Data entries:
»»
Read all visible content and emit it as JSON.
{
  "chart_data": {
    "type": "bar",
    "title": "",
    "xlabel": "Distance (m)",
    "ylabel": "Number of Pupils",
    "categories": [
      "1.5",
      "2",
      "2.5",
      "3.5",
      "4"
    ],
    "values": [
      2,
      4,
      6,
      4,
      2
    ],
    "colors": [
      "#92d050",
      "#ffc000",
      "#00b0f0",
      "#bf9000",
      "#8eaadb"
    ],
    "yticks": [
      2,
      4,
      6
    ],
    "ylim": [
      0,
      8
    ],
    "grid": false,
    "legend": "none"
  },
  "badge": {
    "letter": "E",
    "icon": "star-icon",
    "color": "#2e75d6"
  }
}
««
| WHAT IS NEEDED |
Copy the material above back out, exactly as written.

| TASK OUTPUT |
Read all visible content and emit it as JSON.
{
  "chart_data": {
    "type": "bar",
    "title": "",
    "xlabel": "Distance (m)",
    "ylabel": "Number of Pupils",
    "categories": [
      "1.5",
      "2",
      "2.5",
      "3.5",
      "4"
    ],
    "values": [
      2,
      4,
      6,
      4,
      2
    ],
    "colors": [
      "#92d050",
      "#ffc000",
      "#00b0f0",
      "#bf9000",
      "#8eaadb"
    ],
    "yticks": [
      2,
      4,
      6
    ],
    "ylim": [
      0,
      8
    ],
    "grid": false,
    "legend": "none"
  },
  "badge": {
    "letter": "E",
    "icon": "star-icon",
    "color": "#2e75d6"
  }
}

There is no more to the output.